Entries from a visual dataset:
◆ ◆ ◆ ◆ ◆
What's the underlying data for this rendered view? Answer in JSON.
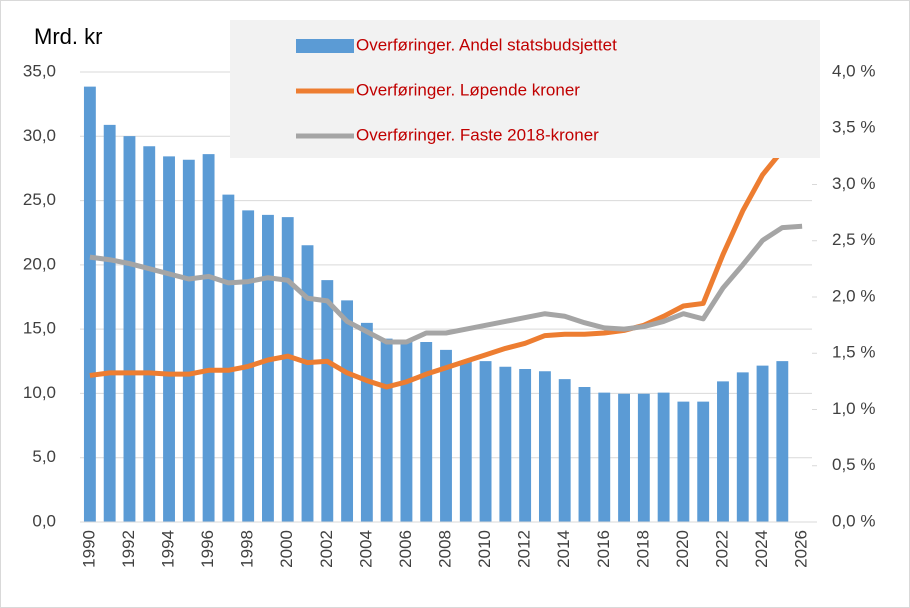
{
  "chart_data": {
    "type": "bar-line",
    "y_label": "Mrd. kr",
    "categories": [
      "1990",
      null,
      "1992",
      null,
      "1994",
      null,
      "1996",
      null,
      "1998",
      null,
      "2000",
      null,
      "2002",
      null,
      "2004",
      null,
      "2006",
      null,
      "2008",
      null,
      "2010",
      null,
      "2012",
      null,
      "2014",
      null,
      "2016",
      null,
      "2018",
      null,
      "2020",
      null,
      "2022",
      null,
      "2024",
      null,
      "2026"
    ],
    "series": [
      {
        "name": "Overføringer. Andel statsbudsjettet",
        "type": "bar",
        "axis": "y2",
        "color": "#5b9bd5",
        "values": [
          3.87,
          3.53,
          3.43,
          3.34,
          3.25,
          3.22,
          3.27,
          2.91,
          2.77,
          2.73,
          2.71,
          2.46,
          2.15,
          1.97,
          1.77,
          1.63,
          1.6,
          1.6,
          1.53,
          1.43,
          1.43,
          1.38,
          1.36,
          1.34,
          1.27,
          1.2,
          1.15,
          1.14,
          1.14,
          1.15,
          1.07,
          1.07,
          1.25,
          1.33,
          1.39,
          1.43,
          null
        ]
      },
      {
        "name": "Overføringer. Løpende kroner",
        "type": "line",
        "color": "#ed7d31",
        "values": [
          11.4,
          11.6,
          11.6,
          11.6,
          11.5,
          11.5,
          11.8,
          11.8,
          12.1,
          12.6,
          12.9,
          12.4,
          12.5,
          11.6,
          11.0,
          10.5,
          10.9,
          11.5,
          12.0,
          12.5,
          13.0,
          13.5,
          13.9,
          14.5,
          14.6,
          14.6,
          14.7,
          14.9,
          15.3,
          16.0,
          16.8,
          17.0,
          20.8,
          24.2,
          27.0,
          28.9,
          29.7
        ]
      },
      {
        "name": "Overføringer. Faste 2018-kroner",
        "type": "line",
        "color": "#a5a5a5",
        "values": [
          20.6,
          20.4,
          20.1,
          19.7,
          19.3,
          18.9,
          19.1,
          18.6,
          18.7,
          19.0,
          18.8,
          17.4,
          17.2,
          15.6,
          14.8,
          14.0,
          14.0,
          14.7,
          14.7,
          15.0,
          15.3,
          15.6,
          15.9,
          16.2,
          16.0,
          15.5,
          15.1,
          15.0,
          15.2,
          15.6,
          16.2,
          15.8,
          18.2,
          20.0,
          21.9,
          22.9,
          23.0
        ]
      }
    ],
    "ylim": [
      0,
      35
    ],
    "yticks": [
      {
        "value": 0,
        "label": "0,0"
      },
      {
        "value": 5,
        "label": "5,0"
      },
      {
        "value": 10,
        "label": "10,0"
      },
      {
        "value": 15,
        "label": "15,0"
      },
      {
        "value": 20,
        "label": "20,0"
      },
      {
        "value": 25,
        "label": "25,0"
      },
      {
        "value": 30,
        "label": "30,0"
      },
      {
        "value": 35,
        "label": "35,0"
      }
    ],
    "y2lim": [
      0,
      4
    ],
    "y2ticks": [
      {
        "value": 0,
        "label": "0,0 %"
      },
      {
        "value": 0.5,
        "label": "0,5 %"
      },
      {
        "value": 1,
        "label": "1,0 %"
      },
      {
        "value": 1.5,
        "label": "1,5 %"
      },
      {
        "value": 2,
        "label": "2,0 %"
      },
      {
        "value": 2.5,
        "label": "2,5 %"
      },
      {
        "value": 3,
        "label": "3,0 %"
      },
      {
        "value": 3.5,
        "label": "3,5 %"
      },
      {
        "value": 4,
        "label": "4,0 %"
      }
    ],
    "grid": true
  }
}
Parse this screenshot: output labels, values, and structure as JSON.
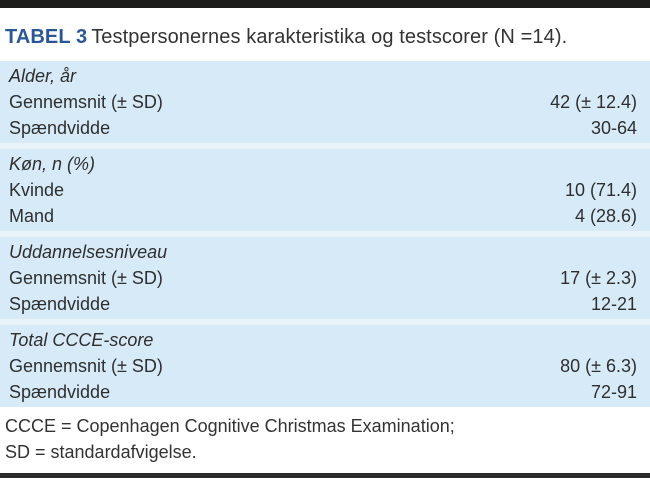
{
  "title": {
    "label": "TABEL 3",
    "text": "Testpersonernes karakteristika og testscorer (N =14)."
  },
  "table": {
    "sections": [
      {
        "header": "Alder, år",
        "rows": [
          {
            "label": "Gennemsnit (± SD)",
            "value": "42 (± 12.4)"
          },
          {
            "label": "Spændvidde",
            "value": "30-64"
          }
        ]
      },
      {
        "header": "Køn, n (%)",
        "rows": [
          {
            "label": "Kvinde",
            "value": "10 (71.4)"
          },
          {
            "label": "Mand",
            "value": "4 (28.6)"
          }
        ]
      },
      {
        "header": "Uddannelsesniveau",
        "rows": [
          {
            "label": "Gennemsnit (± SD)",
            "value": "17 (± 2.3)"
          },
          {
            "label": "Spændvidde",
            "value": "12-21"
          }
        ]
      },
      {
        "header": "Total CCCE-score",
        "rows": [
          {
            "label": "Gennemsnit (± SD)",
            "value": "80 (± 6.3)"
          },
          {
            "label": "Spændvidde",
            "value": "72-91"
          }
        ]
      }
    ]
  },
  "footnote": {
    "line1": "CCCE = Copenhagen Cognitive Christmas Examination;",
    "line2": "SD = standardafvigelse."
  },
  "colors": {
    "section_bg": "#d7eaf7",
    "separator": "#e9f3fa",
    "title_accent": "#2a5796",
    "body_text": "#333333",
    "top_rule": "#1d1d1b",
    "bottom_rule": "#2b2b2b"
  }
}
◆ ◆ ◆ ◆ ◆
◆ Task requirements ◆
Set the entries down again exactly. Do not include the images.

◆ Output ◆
What's the underlying data for this rendered view? Answer in JSON.
{
  "chart_data": {
    "type": "bar-line",
    "y_label": "Mrd. kr",
    "categories": [
      "1990",
      null,
      "1992",
      null,
      "1994",
      null,
      "1996",
      null,
      "1998",
      null,
      "2000",
      null,
      "2002",
      null,
      "2004",
      null,
      "2006",
      null,
      "2008",
      null,
      "2010",
      null,
      "2012",
      null,
      "2014",
      null,
      "2016",
      null,
      "2018",
      null,
      "2020",
      null,
      "2022",
      null,
      "2024",
      null,
      "2026"
    ],
    "series": [
      {
        "name": "Overføringer. Andel statsbudsjettet",
        "type": "bar",
        "axis": "y2",
        "color": "#5b9bd5",
        "values": [
          3.87,
          3.53,
          3.43,
          3.34,
          3.25,
          3.22,
          3.27,
          2.91,
          2.77,
          2.73,
          2.71,
          2.46,
          2.15,
          1.97,
          1.77,
          1.63,
          1.6,
          1.6,
          1.53,
          1.43,
          1.43,
          1.38,
          1.36,
          1.34,
          1.27,
          1.2,
          1.15,
          1.14,
          1.14,
          1.15,
          1.07,
          1.07,
          1.25,
          1.33,
          1.39,
          1.43,
          null
        ]
      },
      {
        "name": "Overføringer. Løpende kroner",
        "type": "line",
        "color": "#ed7d31",
        "values": [
          11.4,
          11.6,
          11.6,
          11.6,
          11.5,
          11.5,
          11.8,
          11.8,
          12.1,
          12.6,
          12.9,
          12.4,
          12.5,
          11.6,
          11.0,
          10.5,
          10.9,
          11.5,
          12.0,
          12.5,
          13.0,
          13.5,
          13.9,
          14.5,
          14.6,
          14.6,
          14.7,
          14.9,
          15.3,
          16.0,
          16.8,
          17.0,
          20.8,
          24.2,
          27.0,
          28.9,
          29.7
        ]
      },
      {
        "name": "Overføringer. Faste 2018-kroner",
        "type": "line",
        "color": "#a5a5a5",
        "values": [
          20.6,
          20.4,
          20.1,
          19.7,
          19.3,
          18.9,
          19.1,
          18.6,
          18.7,
          19.0,
          18.8,
          17.4,
          17.2,
          15.6,
          14.8,
          14.0,
          14.0,
          14.7,
          14.7,
          15.0,
          15.3,
          15.6,
          15.9,
          16.2,
          16.0,
          15.5,
          15.1,
          15.0,
          15.2,
          15.6,
          16.2,
          15.8,
          18.2,
          20.0,
          21.9,
          22.9,
          23.0
        ]
      }
    ],
    "ylim": [
      0,
      35
    ],
    "yticks": [
      {
        "value": 0,
        "label": "0,0"
      },
      {
        "value": 5,
        "label": "5,0"
      },
      {
        "value": 10,
        "label": "10,0"
      },
      {
        "value": 15,
        "label": "15,0"
      },
      {
        "value": 20,
        "label": "20,0"
      },
      {
        "value": 25,
        "label": "25,0"
      },
      {
        "value": 30,
        "label": "30,0"
      },
      {
        "value": 35,
        "label": "35,0"
      }
    ],
    "y2lim": [
      0,
      4
    ],
    "y2ticks": [
      {
        "value": 0,
        "label": "0,0 %"
      },
      {
        "value": 0.5,
        "label": "0,5 %"
      },
      {
        "value": 1,
        "label": "1,0 %"
      },
      {
        "value": 1.5,
        "label": "1,5 %"
      },
      {
        "value": 2,
        "label": "2,0 %"
      },
      {
        "value": 2.5,
        "label": "2,5 %"
      },
      {
        "value": 3,
        "label": "3,0 %"
      },
      {
        "value": 3.5,
        "label": "3,5 %"
      },
      {
        "value": 4,
        "label": "4,0 %"
      }
    ],
    "grid": true
  }
}
Parse this screenshot: output labels, values, and structure as JSON.
{
  "title": {
    "label": "TABEL 3",
    "text": "Testpersonernes karakteristika og testscorer (N =14)."
  },
  "table": {
    "sections": [
      {
        "header": "Alder, år",
        "rows": [
          {
            "label": "Gennemsnit (± SD)",
            "value": "42 (± 12.4)"
          },
          {
            "label": "Spændvidde",
            "value": "30-64"
          }
        ]
      },
      {
        "header": "Køn, n (%)",
        "rows": [
          {
            "label": "Kvinde",
            "value": "10 (71.4)"
          },
          {
            "label": "Mand",
            "value": "4 (28.6)"
          }
        ]
      },
      {
        "header": "Uddannelsesniveau",
        "rows": [
          {
            "label": "Gennemsnit (± SD)",
            "value": "17 (± 2.3)"
          },
          {
            "label": "Spændvidde",
            "value": "12-21"
          }
        ]
      },
      {
        "header": "Total CCCE-score",
        "rows": [
          {
            "label": "Gennemsnit (± SD)",
            "value": "80 (± 6.3)"
          },
          {
            "label": "Spændvidde",
            "value": "72-91"
          }
        ]
      }
    ]
  },
  "footnote": {
    "line1": "CCCE = Copenhagen Cognitive Christmas Examination;",
    "line2": "SD = standardafvigelse."
  },
  "colors": {
    "section_bg": "#d7eaf7",
    "separator": "#e9f3fa",
    "title_accent": "#2a5796",
    "body_text": "#333333",
    "top_rule": "#1d1d1b",
    "bottom_rule": "#2b2b2b"
  }
}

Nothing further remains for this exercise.